Memoria al aire libre

Faltan las cartas a Roda, impresas en 1846 en Madrid. Sus’Memorias’ se editaron en 1847. Su estilo epistolar derrocha garbo expresivo, similar al de Goya con Zapater, pero es menester cribar sus cartas más plomizas o burocráticas. Las más atractivas, por su desenfado autoirónico, son las que dirige a su amigo Bernardo Iriarte, retratado por Goya en 1797. “Te convido a Barbuñales, donde podremos plantar coles y nabos”, pag 890, carta como dirigida a una Cordelia de Barbastro, por un Rey Lear de Monegros.


Entre Horacio y Talleyrand. “Podo los olivos como el labrador más ducho”, dice en el verano de 1800, al volver a su pueblo oscense. Duerme la siesta a la sombra de los álamos, medita sobre la vida rústica y la vida cortesana, como un Marco Aurelio con casaca de petimetre.“Toda la Europa me conoce”, se vanagloria. Era el caballero Azara.


Amaña nombramientos de pontífices, se atreve a lidiar con el demonio Bonaparte, es consejero áulico de Godoy. Al recluirse en su patria oscense, vemos al Azara desnudo. Juega a ser el Horacio rústico, lee a Séneca, a Cervantes. Desdeña los rudos versos de Marcial, ‘Celtiber in Celtiberia terra’, pag 840 (cuya autoría ignora la editora). Pero le sale el patricio ricachón de Roma, el snob dieciochesco. “En este desierto tengo helados bien hechos”, al estilo napolitano. Añora su pinacoteca, sus paisajes de Murillo, mercadea con sus diamantes, sueña con su villa de Roma, su inmensa biblioteca, su galería de bustos de filósofos, de poetas, de emperadores. Le pirra mover los hilos del poder en Europa, está en su salsa en los salones de la diplomacia. ¿Qué le gustaba más podar olivos o doblegar voluntades en Europa? “En París se van a matar como cochinos”. Le encanta azuzar al tenebroso Bonaparte, en ese febril París de 1804, que fue su tumba.

→ **LISTA DE TAREAS**:
A - Según el texto sobre Azara, ¿a quién dirige las cartas más atractivas por su desenfado autoirónico?
B - Transcriba literalmente el fragmento del texto sobre Azara que va desde "Faltan las cartas" hasta "el caballero Azara.", ambos incluidos.
C - Prosiga el texto sobre Azara a partir de su última frase.
Las líneas no guardan relación con el texto sobre Azara.

→ **EXTRACTOS DE DATOS**:
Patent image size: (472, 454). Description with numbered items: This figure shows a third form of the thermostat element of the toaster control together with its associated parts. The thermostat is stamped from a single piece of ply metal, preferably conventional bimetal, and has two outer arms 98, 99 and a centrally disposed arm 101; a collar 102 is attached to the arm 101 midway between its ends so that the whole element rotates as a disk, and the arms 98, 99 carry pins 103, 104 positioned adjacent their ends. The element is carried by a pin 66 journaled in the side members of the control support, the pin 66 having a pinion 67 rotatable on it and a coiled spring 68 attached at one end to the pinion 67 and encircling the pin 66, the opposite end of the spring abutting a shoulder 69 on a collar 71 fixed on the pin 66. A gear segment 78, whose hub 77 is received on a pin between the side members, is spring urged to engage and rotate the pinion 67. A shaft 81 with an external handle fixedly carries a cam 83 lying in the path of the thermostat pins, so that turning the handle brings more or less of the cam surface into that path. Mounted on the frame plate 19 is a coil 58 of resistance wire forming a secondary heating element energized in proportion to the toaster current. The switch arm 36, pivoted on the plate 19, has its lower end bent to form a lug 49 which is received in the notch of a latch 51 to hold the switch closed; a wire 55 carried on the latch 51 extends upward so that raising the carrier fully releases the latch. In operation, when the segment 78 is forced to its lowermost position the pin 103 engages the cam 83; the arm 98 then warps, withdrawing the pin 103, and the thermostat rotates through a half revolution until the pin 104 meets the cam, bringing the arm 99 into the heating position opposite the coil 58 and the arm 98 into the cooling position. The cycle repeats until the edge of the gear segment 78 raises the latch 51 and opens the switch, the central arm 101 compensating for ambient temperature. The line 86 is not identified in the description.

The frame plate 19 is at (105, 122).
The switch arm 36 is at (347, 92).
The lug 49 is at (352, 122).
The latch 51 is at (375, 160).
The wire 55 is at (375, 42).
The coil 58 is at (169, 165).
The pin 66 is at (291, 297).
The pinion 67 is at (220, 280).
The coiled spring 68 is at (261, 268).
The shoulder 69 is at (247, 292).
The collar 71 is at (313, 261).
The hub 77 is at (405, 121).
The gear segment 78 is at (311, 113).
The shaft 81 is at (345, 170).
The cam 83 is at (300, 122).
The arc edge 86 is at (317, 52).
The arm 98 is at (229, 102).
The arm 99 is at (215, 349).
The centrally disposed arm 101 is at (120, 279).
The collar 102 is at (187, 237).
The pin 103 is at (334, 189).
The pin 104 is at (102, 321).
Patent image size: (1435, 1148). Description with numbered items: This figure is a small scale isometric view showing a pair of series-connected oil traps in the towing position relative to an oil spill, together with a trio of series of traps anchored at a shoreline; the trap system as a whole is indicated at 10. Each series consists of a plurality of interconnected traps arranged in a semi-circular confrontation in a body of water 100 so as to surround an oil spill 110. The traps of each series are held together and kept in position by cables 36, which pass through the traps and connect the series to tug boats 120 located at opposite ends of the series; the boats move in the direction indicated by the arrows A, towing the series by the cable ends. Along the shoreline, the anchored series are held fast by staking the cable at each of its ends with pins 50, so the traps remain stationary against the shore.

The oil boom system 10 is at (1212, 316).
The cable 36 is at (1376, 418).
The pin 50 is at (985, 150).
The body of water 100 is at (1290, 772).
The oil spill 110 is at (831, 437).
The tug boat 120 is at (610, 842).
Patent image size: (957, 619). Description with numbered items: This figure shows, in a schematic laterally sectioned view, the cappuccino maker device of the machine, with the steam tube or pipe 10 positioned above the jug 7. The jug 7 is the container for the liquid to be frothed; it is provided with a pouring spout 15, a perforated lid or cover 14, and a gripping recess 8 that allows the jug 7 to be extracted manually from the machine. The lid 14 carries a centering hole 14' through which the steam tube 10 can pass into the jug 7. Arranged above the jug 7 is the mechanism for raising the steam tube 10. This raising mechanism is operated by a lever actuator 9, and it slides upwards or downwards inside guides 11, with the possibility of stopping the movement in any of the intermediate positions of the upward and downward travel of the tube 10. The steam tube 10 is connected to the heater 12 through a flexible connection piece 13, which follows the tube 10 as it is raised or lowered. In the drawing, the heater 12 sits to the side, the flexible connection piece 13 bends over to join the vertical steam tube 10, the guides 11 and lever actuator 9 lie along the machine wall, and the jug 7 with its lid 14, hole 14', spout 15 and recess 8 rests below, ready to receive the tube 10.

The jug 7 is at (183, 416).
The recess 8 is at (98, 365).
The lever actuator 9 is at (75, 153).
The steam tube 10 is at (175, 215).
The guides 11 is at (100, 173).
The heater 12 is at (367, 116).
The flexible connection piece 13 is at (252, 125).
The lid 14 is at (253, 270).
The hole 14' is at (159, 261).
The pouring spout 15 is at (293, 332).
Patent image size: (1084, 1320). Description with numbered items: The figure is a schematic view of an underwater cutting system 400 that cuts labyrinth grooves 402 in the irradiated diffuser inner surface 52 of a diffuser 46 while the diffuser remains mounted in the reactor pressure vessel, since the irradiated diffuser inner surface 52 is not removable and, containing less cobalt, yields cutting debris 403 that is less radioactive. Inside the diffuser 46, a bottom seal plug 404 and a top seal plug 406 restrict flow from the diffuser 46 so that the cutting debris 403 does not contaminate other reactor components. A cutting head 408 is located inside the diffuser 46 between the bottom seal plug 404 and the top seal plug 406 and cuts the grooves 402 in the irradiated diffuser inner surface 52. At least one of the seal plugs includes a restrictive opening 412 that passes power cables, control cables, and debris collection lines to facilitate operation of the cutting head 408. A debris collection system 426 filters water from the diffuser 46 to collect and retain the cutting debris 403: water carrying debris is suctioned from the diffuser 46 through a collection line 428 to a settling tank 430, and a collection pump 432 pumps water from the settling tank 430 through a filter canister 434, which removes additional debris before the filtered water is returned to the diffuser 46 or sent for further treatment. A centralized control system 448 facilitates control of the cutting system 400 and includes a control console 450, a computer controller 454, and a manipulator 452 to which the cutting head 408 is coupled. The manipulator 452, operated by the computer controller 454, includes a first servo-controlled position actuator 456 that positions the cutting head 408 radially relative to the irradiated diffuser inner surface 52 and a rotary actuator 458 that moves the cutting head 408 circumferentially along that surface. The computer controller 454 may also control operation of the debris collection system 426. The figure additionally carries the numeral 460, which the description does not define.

→ **RESPUESTAS POR TAREA**:
A - A su amigo Bernardo Iriarte.

B -
Faltan las cartas a Roda, impresas en 1846 en Madrid. Sus’Memorias’ se editaron en 1847. Su estilo epistolar derrocha garbo expresivo, similar al de Goya con Zapater, pero es menester cribar sus cartas más plomizas o burocráticas. Las más atractivas, por su desenfado autoirónico, son las que dirige a su amigo Bernardo Iriarte, retratado por Goya en 1797. “Te convido a Barbuñales, donde podremos plantar coles y nabos”, pag 890, carta como dirigida a una Cordelia de Barbastro, por un Rey Lear de Monegros.


Entre Horacio y Talleyrand. “Podo los olivos como el labrador más ducho”, dice en el verano de 1800, al volver a su pueblo oscense. Duerme la siesta a la sombra de los álamos, medita sobre la vida rústica y la vida cortesana, como un Marco Aurelio con casaca de petimetre.“Toda la Europa me conoce”, se vanagloria. Era el caballero Azara.

C -
Diálogos con amigos célebres


Luzán trató en París a Montesquieu y Voltaire, se formó en Nápoles con Vico. Azara cavila sobre Galileo o el naturalista Buffon, recomienda la traducción de Swift a Iriarte, pero echamos en falta, un horizonte más poroso hacia los grandes autores de la segunda mitad del XVIII, digamos los que tradujo Mor de Fuentes, Goethe, Rousseau, Gibbon. Ahí reside, creo yo, la grandeza y miseria de Azara, sus aciertos y sus lagunas. Una buena biblioteca no basta, es preciso reflexionar, forjar un pensamiento propio, si tal cosa es posible. En este sentido, vemos las carencias de nuestros grandes ilustrados, un Luzán, un Jovellanos, un Mor de Fuentes, frente a un Dr. Johnson, un Goethe, un Rousseau.


Azara es un gran políglota, pero le interesan mucho más los autores clásicos que los de su enciclopédico siglo. No lo imaginamos leyendo a Sterne, Diderot, Schiller. Cuando comenta la soberanía del pueblo, página 216, está a años luz de un Isidoro de Antiñón, el geógrafo turolense en las Cortes de Cádiz.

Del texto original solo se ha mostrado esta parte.